#### Stated problem
Switch "category-count" to "category-total" wherever it occurs in the stretch from the start of the lines through the line containing "workspace-button[interactable]: お: [16, 837, 79, 892]", leaving everything else unchanged, and give back only that stretch.

[Records from a data source]
***
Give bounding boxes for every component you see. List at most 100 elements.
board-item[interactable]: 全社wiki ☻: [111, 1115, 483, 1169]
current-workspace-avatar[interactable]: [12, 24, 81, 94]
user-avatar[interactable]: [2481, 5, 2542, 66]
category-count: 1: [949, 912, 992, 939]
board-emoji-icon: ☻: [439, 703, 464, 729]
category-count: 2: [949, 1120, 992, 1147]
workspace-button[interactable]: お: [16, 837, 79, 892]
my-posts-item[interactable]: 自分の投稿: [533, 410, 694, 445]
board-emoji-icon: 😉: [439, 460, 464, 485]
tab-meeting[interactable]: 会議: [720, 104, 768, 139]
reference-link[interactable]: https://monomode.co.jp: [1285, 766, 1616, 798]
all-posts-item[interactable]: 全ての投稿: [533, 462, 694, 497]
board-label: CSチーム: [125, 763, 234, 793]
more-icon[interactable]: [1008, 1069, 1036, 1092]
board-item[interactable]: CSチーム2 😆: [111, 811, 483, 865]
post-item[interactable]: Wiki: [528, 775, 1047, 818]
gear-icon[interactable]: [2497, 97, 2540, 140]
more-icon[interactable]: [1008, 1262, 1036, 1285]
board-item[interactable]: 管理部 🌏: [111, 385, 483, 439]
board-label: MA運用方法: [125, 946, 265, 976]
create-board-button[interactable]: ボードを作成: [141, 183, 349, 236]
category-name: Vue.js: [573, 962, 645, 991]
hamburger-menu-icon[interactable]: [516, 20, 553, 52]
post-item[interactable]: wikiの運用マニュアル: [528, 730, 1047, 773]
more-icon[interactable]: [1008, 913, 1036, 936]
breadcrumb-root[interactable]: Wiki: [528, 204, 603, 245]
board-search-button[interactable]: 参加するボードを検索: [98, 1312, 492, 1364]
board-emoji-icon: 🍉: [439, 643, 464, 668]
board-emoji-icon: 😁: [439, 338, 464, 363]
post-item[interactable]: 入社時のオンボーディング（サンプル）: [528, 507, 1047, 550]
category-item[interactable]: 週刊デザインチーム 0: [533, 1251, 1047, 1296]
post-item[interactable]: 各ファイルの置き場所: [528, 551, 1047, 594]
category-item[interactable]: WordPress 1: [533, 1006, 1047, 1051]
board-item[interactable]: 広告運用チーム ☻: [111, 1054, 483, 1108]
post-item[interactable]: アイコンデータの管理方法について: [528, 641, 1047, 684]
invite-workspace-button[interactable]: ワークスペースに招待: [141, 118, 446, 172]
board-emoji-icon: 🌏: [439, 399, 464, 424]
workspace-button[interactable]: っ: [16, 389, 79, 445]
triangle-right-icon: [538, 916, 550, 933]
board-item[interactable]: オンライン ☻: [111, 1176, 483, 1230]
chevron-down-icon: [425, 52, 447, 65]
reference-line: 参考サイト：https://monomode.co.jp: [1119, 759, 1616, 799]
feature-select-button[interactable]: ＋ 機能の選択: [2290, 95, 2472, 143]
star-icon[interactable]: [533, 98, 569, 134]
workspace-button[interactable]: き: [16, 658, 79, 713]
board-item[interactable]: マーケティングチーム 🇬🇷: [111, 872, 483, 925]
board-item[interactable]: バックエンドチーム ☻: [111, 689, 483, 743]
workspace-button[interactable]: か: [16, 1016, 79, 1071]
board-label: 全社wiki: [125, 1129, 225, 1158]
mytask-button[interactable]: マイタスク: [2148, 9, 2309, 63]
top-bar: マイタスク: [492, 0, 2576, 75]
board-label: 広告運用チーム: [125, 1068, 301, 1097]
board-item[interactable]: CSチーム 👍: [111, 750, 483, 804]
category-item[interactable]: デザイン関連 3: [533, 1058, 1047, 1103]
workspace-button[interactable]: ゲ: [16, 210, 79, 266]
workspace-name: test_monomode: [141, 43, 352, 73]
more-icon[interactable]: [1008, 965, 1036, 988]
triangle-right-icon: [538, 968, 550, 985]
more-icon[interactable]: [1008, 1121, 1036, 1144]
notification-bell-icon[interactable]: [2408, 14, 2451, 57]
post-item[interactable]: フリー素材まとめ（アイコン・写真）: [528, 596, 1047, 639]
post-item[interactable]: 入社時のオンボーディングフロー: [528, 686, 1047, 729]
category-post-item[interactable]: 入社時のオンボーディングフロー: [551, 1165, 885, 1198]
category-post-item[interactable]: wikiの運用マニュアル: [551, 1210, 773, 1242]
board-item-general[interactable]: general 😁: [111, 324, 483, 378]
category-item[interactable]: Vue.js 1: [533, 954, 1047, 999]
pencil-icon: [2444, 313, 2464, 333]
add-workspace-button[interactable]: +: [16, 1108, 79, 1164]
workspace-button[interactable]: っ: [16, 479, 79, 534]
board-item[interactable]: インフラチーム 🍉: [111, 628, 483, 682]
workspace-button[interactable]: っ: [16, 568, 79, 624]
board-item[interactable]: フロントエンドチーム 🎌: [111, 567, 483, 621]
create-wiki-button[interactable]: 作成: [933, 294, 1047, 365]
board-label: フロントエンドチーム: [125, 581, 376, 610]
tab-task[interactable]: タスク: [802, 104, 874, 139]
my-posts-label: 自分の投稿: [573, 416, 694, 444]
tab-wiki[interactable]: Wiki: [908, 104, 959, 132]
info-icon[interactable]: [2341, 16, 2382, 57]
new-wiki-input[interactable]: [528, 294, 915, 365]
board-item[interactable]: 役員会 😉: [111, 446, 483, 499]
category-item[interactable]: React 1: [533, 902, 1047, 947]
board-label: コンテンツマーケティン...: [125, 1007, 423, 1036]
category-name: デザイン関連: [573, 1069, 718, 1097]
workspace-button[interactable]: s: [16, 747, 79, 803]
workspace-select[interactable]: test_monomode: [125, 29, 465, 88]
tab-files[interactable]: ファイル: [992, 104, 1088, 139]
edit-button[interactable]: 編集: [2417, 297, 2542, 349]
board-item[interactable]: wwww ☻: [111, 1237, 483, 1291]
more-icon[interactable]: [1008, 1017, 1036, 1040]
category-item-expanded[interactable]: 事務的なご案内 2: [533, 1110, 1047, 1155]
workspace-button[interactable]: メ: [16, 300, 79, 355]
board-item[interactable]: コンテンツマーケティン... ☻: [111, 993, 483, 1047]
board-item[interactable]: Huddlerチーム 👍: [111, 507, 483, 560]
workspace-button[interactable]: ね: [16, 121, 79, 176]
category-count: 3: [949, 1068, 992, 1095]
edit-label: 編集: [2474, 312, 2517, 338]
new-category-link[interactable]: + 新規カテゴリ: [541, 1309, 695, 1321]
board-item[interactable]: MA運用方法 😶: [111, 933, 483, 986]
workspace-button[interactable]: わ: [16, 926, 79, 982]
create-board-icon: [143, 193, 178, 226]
***
#### Full answer
Give bounding boxes for every component you see. List at most 100 elements.
board-item[interactable]: 全社wiki ☻: [111, 1115, 483, 1169]
current-workspace-avatar[interactable]: [12, 24, 81, 94]
user-avatar[interactable]: [2481, 5, 2542, 66]
category-total: 1: [949, 912, 992, 939]
board-emoji-icon: ☻: [439, 703, 464, 729]
category-total: 2: [949, 1120, 992, 1147]
workspace-button[interactable]: お: [16, 837, 79, 892]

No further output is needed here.